▶ [YOUR INSTRUCTIONS] Extract the complete data exactly as given.

Dataset records:
--

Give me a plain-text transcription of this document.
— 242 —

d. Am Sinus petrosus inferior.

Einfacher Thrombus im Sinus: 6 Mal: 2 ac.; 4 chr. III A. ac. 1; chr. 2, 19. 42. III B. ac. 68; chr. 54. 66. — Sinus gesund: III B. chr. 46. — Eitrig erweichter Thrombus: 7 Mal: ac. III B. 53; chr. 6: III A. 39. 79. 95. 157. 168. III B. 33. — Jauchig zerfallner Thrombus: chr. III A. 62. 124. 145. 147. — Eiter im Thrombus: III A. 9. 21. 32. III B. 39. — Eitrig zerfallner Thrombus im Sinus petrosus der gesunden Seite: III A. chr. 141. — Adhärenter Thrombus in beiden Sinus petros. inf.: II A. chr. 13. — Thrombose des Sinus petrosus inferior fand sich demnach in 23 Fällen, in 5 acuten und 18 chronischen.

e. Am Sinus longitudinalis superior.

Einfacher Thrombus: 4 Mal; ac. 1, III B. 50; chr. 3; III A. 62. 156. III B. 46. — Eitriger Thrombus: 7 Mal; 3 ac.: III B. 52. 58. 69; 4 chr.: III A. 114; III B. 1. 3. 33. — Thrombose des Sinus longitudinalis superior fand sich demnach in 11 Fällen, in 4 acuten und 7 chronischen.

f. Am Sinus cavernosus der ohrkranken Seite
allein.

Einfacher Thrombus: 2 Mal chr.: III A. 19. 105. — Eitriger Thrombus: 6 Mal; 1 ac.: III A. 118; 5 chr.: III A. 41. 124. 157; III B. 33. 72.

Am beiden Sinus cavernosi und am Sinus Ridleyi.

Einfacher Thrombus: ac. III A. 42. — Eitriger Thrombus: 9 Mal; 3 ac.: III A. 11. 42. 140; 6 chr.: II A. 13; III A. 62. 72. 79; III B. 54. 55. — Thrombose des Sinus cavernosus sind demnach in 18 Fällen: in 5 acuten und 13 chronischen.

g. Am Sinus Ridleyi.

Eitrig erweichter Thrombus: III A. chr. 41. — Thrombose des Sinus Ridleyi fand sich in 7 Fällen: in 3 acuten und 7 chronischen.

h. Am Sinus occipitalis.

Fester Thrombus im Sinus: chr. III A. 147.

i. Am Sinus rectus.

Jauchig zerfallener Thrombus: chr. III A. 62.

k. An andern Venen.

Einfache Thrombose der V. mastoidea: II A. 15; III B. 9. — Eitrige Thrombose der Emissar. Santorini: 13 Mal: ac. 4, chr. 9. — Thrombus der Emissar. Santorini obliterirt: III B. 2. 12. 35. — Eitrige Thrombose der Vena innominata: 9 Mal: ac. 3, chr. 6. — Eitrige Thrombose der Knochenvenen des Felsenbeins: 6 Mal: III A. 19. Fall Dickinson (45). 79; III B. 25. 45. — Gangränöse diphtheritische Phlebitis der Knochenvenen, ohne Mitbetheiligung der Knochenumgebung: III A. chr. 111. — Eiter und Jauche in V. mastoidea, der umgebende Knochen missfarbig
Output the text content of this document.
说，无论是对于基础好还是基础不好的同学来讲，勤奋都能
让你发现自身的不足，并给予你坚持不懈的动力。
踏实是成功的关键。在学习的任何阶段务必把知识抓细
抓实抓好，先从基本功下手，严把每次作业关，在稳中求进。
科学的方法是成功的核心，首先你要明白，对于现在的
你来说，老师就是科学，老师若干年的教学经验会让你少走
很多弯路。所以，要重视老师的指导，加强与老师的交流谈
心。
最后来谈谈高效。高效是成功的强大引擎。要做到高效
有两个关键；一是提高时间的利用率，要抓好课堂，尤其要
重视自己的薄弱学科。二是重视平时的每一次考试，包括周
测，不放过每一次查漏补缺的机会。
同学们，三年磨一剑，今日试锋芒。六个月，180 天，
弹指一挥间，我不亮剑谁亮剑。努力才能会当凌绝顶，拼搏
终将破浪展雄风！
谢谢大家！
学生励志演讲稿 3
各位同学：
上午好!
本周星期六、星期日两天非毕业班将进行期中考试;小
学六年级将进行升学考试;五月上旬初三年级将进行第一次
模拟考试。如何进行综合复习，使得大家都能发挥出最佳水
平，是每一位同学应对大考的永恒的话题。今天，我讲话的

--

▶ [WRITTEN SOLUTION]
Give me a plain-text transcription of this document.
— 242 —

d. Am Sinus petrosus inferior.

Einfacher Thrombus im Sinus: 6 Mal: 2 ac.; 4 chr. III A. ac. 1; chr. 2, 19. 42. III B. ac. 68; chr. 54. 66. — Sinus gesund: III B. chr. 46. — Eitrig erweichter Thrombus: 7 Mal: ac. III B. 53; chr. 6: III A. 39. 79. 95. 157. 168. III B. 33. — Jauchig zerfallner Thrombus: chr. III A. 62. 124. 145. 147. — Eiter im Thrombus: III A. 9. 21. 32. III B. 39. — Eitrig zerfallner Thrombus im Sinus petrosus der gesunden Seite: III A. chr. 141. — Adhärenter Thrombus in beiden Sinus petros. inf.: II A. chr. 13. — Thrombose des Sinus petrosus inferior fand sich demnach in 23 Fällen, in 5 acuten und 18 chronischen.

e. Am Sinus longitudinalis superior.

Einfacher Thrombus: 4 Mal; ac. 1, III B. 50; chr. 3; III A. 62. 156. III B. 46. — Eitriger Thrombus: 7 Mal; 3 ac.: III B. 52. 58. 69; 4 chr.: III A. 114; III B. 1. 3. 33. — Thrombose des Sinus longitudinalis superior fand sich demnach in 11 Fällen, in 4 acuten und 7 chronischen.

f. Am Sinus cavernosus der ohrkranken Seite
allein.

Einfacher Thrombus: 2 Mal chr.: III A. 19. 105. — Eitriger Thrombus: 6 Mal; 1 ac.: III A. 118; 5 chr.: III A. 41. 124. 157; III B. 33. 72.

Am beiden Sinus cavernosi und am Sinus Ridleyi.

Einfacher Thrombus: ac. III A. 42. — Eitriger Thrombus: 9 Mal; 3 ac.: III A. 11. 42. 140; 6 chr.: II A. 13; III A. 62. 72. 79; III B. 54. 55. — Thrombose des Sinus cavernosus sind demnach in 18 Fällen: in 5 acuten und 13 chronischen.

g. Am Sinus Ridleyi.

Eitrig erweichter Thrombus: III A. chr. 41. — Thrombose des Sinus Ridleyi fand sich in 7 Fällen: in 3 acuten und 7 chronischen.

h. Am Sinus occipitalis.

Fester Thrombus im Sinus: chr. III A. 147.

i. Am Sinus rectus.

Jauchig zerfallener Thrombus: chr. III A. 62.

k. An andern Venen.

Einfache Thrombose der V. mastoidea: II A. 15; III B. 9. — Eitrige Thrombose der Emissar. Santorini: 13 Mal: ac. 4, chr. 9. — Thrombus der Emissar. Santorini obliterirt: III B. 2. 12. 35. — Eitrige Thrombose der Vena innominata: 9 Mal: ac. 3, chr. 6. — Eitrige Thrombose der Knochenvenen des Felsenbeins: 6 Mal: III A. 19. Fall Dickinson (45). 79; III B. 25. 45. — Gangränöse diphtheritische Phlebitis der Knochenvenen, ohne Mitbetheiligung der Knochenumgebung: III A. chr. 111. — Eiter und Jauche in V. mastoidea, der umgebende Knochen missfarbig
Output the text content of this document.
说，无论是对于基础好还是基础不好的同学来讲，勤奋都能
让你发现自身的不足，并给予你坚持不懈的动力。
踏实是成功的关键。在学习的任何阶段务必把知识抓细
抓实抓好，先从基本功下手，严把每次作业关，在稳中求进。
科学的方法是成功的核心，首先你要明白，对于现在的
你来说，老师就是科学，老师若干年的教学经验会让你少走
很多弯路。所以，要重视老师的指导，加强与老师的交流谈
心。
最后来谈谈高效。高效是成功的强大引擎。要做到高效
有两个关键；一是提高时间的利用率，要抓好课堂，尤其要
重视自己的薄弱学科。二是重视平时的每一次考试，包括周
测，不放过每一次查漏补缺的机会。
同学们，三年磨一剑，今日试锋芒。六个月，180 天，
弹指一挥间，我不亮剑谁亮剑。努力才能会当凌绝顶，拼搏
终将破浪展雄风！
谢谢大家！
学生励志演讲稿 3
各位同学：
上午好!
本周星期六、星期日两天非毕业班将进行期中考试;小
学六年级将进行升学考试;五月上旬初三年级将进行第一次
模拟考试。如何进行综合复习，使得大家都能发挥出最佳水
平，是每一位同学应对大考的永恒的话题。今天，我讲话的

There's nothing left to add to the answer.